• _THE TASK_:
Type out the material below exactly.

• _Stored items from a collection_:
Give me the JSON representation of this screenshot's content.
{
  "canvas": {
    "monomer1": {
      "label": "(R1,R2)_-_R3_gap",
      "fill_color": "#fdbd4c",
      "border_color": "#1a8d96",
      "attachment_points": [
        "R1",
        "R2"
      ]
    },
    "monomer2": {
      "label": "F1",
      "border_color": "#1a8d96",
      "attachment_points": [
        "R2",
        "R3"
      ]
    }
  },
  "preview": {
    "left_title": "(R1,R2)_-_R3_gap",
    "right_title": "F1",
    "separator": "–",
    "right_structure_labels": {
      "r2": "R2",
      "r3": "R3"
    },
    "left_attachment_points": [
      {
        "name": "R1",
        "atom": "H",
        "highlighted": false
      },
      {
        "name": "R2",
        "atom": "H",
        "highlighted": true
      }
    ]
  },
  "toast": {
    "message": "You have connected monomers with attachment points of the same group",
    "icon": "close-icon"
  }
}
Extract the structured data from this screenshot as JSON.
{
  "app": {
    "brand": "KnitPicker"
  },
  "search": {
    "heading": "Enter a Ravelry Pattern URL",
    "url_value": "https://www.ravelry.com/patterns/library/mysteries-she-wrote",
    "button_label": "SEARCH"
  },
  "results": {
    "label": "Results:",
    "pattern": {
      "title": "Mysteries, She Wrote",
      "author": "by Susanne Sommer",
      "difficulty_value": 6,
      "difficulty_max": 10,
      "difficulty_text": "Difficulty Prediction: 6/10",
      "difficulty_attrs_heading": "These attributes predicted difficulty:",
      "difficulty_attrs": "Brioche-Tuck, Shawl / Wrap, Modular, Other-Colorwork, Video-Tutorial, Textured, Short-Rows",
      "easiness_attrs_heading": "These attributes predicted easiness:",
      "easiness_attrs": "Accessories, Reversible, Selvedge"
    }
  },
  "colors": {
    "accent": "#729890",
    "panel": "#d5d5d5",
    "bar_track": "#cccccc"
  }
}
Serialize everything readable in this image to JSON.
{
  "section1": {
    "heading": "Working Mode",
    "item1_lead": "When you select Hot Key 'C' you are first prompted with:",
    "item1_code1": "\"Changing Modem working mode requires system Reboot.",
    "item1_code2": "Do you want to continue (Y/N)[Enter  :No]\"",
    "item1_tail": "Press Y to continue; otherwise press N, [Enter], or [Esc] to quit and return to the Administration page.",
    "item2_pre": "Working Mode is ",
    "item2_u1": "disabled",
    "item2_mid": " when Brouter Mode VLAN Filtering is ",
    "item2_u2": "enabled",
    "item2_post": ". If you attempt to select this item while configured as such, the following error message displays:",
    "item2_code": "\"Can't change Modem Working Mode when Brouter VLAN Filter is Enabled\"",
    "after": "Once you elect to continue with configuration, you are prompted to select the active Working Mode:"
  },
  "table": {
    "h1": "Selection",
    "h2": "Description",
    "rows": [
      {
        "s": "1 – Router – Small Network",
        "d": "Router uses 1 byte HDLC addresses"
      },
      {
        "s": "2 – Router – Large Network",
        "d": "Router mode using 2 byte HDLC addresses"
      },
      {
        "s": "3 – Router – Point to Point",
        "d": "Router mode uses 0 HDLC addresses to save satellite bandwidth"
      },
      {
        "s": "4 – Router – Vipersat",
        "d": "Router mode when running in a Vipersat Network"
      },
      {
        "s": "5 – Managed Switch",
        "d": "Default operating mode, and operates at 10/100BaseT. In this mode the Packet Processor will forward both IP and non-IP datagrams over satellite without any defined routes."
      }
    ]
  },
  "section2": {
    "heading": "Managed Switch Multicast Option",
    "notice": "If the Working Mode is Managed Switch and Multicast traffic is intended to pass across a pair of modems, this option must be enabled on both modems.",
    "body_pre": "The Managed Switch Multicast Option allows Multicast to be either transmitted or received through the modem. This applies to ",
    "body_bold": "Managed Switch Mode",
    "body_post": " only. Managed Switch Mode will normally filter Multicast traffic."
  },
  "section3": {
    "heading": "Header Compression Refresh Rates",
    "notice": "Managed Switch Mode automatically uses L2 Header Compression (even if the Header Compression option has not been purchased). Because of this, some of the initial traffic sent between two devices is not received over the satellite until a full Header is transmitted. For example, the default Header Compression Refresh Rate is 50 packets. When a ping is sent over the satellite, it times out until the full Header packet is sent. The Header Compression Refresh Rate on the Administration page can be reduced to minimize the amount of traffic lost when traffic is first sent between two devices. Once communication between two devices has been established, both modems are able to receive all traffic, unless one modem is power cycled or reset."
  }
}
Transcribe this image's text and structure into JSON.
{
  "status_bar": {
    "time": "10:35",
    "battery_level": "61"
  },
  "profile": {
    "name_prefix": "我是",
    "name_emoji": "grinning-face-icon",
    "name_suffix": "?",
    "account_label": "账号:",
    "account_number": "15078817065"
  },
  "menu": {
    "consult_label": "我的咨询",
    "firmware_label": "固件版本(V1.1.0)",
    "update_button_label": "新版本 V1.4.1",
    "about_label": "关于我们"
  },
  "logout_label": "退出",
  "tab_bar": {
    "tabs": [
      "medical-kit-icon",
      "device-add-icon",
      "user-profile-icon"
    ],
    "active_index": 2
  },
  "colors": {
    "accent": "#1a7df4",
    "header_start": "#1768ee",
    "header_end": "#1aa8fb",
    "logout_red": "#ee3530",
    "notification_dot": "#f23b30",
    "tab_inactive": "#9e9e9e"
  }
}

• _WRITTEN SOLUTION_:
Give me the JSON representation of this screenshot's content.
{
  "canvas": {
    "monomer1": {
      "label": "(R1,R2)_-_R3_gap",
      "fill_color": "#fdbd4c",
      "border_color": "#1a8d96",
      "attachment_points": [
        "R1",
        "R2"
      ]
    },
    "monomer2": {
      "label": "F1",
      "border_color": "#1a8d96",
      "attachment_points": [
        "R2",
        "R3"
      ]
    }
  },
  "preview": {
    "left_title": "(R1,R2)_-_R3_gap",
    "right_title": "F1",
    "separator": "–",
    "right_structure_labels": {
      "r2": "R2",
      "r3": "R3"
    },
    "left_attachment_points": [
      {
        "name": "R1",
        "atom": "H",
        "highlighted": false
      },
      {
        "name": "R2",
        "atom": "H",
        "highlighted": true
      }
    ]
  },
  "toast": {
    "message": "You have connected monomers with attachment points of the same group",
    "icon": "close-icon"
  }
}
Extract the structured data from this screenshot as JSON.
{
  "app": {
    "brand": "KnitPicker"
  },
  "search": {
    "heading": "Enter a Ravelry Pattern URL",
    "url_value": "https://www.ravelry.com/patterns/library/mysteries-she-wrote",
    "button_label": "SEARCH"
  },
  "results": {
    "label": "Results:",
    "pattern": {
      "title": "Mysteries, She Wrote",
      "author": "by Susanne Sommer",
      "difficulty_value": 6,
      "difficulty_max": 10,
      "difficulty_text": "Difficulty Prediction: 6/10",
      "difficulty_attrs_heading": "These attributes predicted difficulty:",
      "difficulty_attrs": "Brioche-Tuck, Shawl / Wrap, Modular, Other-Colorwork, Video-Tutorial, Textured, Short-Rows",
      "easiness_attrs_heading": "These attributes predicted easiness:",
      "easiness_attrs": "Accessories, Reversible, Selvedge"
    }
  },
  "colors": {
    "accent": "#729890",
    "panel": "#d5d5d5",
    "bar_track": "#cccccc"
  }
}
Serialize everything readable in this image to JSON.
{
  "section1": {
    "heading": "Working Mode",
    "item1_lead": "When you select Hot Key 'C' you are first prompted with:",
    "item1_code1": "\"Changing Modem working mode requires system Reboot.",
    "item1_code2": "Do you want to continue (Y/N)[Enter  :No]\"",
    "item1_tail": "Press Y to continue; otherwise press N, [Enter], or [Esc] to quit and return to the Administration page.",
    "item2_pre": "Working Mode is ",
    "item2_u1": "disabled",
    "item2_mid": " when Brouter Mode VLAN Filtering is ",
    "item2_u2": "enabled",
    "item2_post": ". If you attempt to select this item while configured as such, the following error message displays:",
    "item2_code": "\"Can't change Modem Working Mode when Brouter VLAN Filter is Enabled\"",
    "after": "Once you elect to continue with configuration, you are prompted to select the active Working Mode:"
  },
  "table": {
    "h1": "Selection",
    "h2": "Description",
    "rows": [
      {
        "s": "1 – Router – Small Network",
        "d": "Router uses 1 byte HDLC addresses"
      },
      {
        "s": "2 – Router – Large Network",
        "d": "Router mode using 2 byte HDLC addresses"
      },
      {
        "s": "3 – Router – Point to Point",
        "d": "Router mode uses 0 HDLC addresses to save satellite bandwidth"
      },
      {
        "s": "4 – Router – Vipersat",
        "d": "Router mode when running in a Vipersat Network"
      },
      {
        "s": "5 – Managed Switch",
        "d": "Default operating mode, and operates at 10/100BaseT. In this mode the Packet Processor will forward both IP and non-IP datagrams over satellite without any defined routes."
      }
    ]
  },
  "section2": {
    "heading": "Managed Switch Multicast Option",
    "notice": "If the Working Mode is Managed Switch and Multicast traffic is intended to pass across a pair of modems, this option must be enabled on both modems.",
    "body_pre": "The Managed Switch Multicast Option allows Multicast to be either transmitted or received through the modem. This applies to ",
    "body_bold": "Managed Switch Mode",
    "body_post": " only. Managed Switch Mode will normally filter Multicast traffic."
  },
  "section3": {
    "heading": "Header Compression Refresh Rates",
    "notice": "Managed Switch Mode automatically uses L2 Header Compression (even if the Header Compression option has not been purchased). Because of this, some of the initial traffic sent between two devices is not received over the satellite until a full Header is transmitted. For example, the default Header Compression Refresh Rate is 50 packets. When a ping is sent over the satellite, it times out until the full Header packet is sent. The Header Compression Refresh Rate on the Administration page can be reduced to minimize the amount of traffic lost when traffic is first sent between two devices. Once communication between two devices has been established, both modems are able to receive all traffic, unless one modem is power cycled or reset."
  }
}
Transcribe this image's text and structure into JSON.
{
  "status_bar": {
    "time": "10:35",
    "battery_level": "61"
  },
  "profile": {
    "name_prefix": "我是",
    "name_emoji": "grinning-face-icon",
    "name_suffix": "?",
    "account_label": "账号:",
    "account_number": "15078817065"
  },
  "menu": {
    "consult_label": "我的咨询",
    "firmware_label": "固件版本(V1.1.0)",
    "update_button_label": "新版本 V1.4.1",
    "about_label": "关于我们"
  },
  "logout_label": "退出",
  "tab_bar": {
    "tabs": [
      "medical-kit-icon",
      "device-add-icon",
      "user-profile-icon"
    ],
    "active_index": 2
  },
  "colors": {
    "accent": "#1a7df4",
    "header_start": "#1768ee",
    "header_end": "#1aa8fb",
    "logout_red": "#ee3530",
    "notification_dot": "#f23b30",
    "tab_inactive": "#9e9e9e"
  }
}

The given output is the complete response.